EXERCISE BRIEF. Using the records that follow, copy every line containing the word "document".

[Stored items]
· · · ·

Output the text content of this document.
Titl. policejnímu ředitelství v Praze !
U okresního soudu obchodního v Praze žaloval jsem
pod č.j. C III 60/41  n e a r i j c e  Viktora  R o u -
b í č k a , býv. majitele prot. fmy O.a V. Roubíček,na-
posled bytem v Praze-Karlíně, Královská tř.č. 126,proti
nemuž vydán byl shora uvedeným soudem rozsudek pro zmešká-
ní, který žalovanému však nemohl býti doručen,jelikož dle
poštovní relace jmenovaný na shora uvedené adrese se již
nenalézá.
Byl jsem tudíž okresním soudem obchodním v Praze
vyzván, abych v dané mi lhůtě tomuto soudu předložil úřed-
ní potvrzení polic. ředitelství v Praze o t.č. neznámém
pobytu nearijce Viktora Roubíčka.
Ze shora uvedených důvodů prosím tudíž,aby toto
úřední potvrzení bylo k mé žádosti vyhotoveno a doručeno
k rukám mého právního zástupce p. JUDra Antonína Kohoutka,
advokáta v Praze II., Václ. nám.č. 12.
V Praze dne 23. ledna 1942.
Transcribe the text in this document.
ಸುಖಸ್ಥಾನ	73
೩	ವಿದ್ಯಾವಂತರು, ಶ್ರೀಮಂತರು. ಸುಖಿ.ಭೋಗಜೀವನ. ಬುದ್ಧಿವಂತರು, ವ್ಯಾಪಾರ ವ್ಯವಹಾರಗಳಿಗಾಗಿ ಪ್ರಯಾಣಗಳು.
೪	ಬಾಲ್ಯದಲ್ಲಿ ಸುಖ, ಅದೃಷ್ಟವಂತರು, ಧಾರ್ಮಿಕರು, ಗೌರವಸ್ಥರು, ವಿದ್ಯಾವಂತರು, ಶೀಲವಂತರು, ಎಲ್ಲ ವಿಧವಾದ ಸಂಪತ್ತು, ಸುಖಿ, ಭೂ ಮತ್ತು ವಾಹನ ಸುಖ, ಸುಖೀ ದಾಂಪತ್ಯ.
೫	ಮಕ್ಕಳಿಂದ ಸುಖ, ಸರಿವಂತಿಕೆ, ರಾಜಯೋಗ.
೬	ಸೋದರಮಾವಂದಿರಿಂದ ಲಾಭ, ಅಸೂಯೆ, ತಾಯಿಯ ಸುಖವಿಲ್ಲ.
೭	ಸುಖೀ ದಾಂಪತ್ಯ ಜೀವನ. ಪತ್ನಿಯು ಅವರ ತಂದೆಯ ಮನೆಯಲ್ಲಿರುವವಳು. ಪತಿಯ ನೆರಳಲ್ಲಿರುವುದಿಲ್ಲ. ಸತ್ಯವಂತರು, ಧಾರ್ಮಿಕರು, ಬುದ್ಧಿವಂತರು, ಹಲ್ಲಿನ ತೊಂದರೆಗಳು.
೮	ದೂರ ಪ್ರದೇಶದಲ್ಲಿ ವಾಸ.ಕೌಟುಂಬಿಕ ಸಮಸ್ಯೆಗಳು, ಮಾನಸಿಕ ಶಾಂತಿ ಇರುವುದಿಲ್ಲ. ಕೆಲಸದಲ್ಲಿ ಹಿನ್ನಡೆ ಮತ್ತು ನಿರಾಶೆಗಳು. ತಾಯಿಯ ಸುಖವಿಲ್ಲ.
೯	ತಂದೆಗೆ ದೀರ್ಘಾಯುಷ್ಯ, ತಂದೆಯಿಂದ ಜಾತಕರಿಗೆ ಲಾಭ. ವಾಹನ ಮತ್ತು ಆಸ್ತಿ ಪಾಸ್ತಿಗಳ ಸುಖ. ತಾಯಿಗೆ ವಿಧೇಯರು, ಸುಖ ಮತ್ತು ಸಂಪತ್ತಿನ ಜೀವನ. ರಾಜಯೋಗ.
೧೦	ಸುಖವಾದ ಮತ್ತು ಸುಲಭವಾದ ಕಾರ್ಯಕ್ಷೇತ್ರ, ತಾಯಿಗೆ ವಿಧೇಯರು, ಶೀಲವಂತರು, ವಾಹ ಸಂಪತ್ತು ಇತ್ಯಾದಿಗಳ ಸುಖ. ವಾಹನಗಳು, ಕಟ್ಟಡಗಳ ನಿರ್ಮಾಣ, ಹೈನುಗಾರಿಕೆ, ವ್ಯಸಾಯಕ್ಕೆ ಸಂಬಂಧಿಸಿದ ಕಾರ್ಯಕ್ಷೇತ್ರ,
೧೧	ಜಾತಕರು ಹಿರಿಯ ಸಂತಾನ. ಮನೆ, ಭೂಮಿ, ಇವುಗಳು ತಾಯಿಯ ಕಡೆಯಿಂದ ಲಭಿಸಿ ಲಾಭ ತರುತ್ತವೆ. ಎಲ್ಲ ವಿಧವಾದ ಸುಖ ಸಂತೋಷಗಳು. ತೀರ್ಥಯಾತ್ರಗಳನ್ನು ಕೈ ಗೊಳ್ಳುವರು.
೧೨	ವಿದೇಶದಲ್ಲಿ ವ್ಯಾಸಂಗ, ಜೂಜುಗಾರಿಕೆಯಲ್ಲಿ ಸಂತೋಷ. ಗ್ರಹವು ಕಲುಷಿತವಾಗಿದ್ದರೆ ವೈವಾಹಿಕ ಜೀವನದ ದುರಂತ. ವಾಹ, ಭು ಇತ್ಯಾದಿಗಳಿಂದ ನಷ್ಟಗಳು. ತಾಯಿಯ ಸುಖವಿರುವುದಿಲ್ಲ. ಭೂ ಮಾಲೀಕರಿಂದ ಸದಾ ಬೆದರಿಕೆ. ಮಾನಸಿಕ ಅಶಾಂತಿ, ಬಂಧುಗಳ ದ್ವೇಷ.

· · · ·

ANSWER FOR THIS EXERCISE.
Output the text content of this document.
Transcribe the text in this document.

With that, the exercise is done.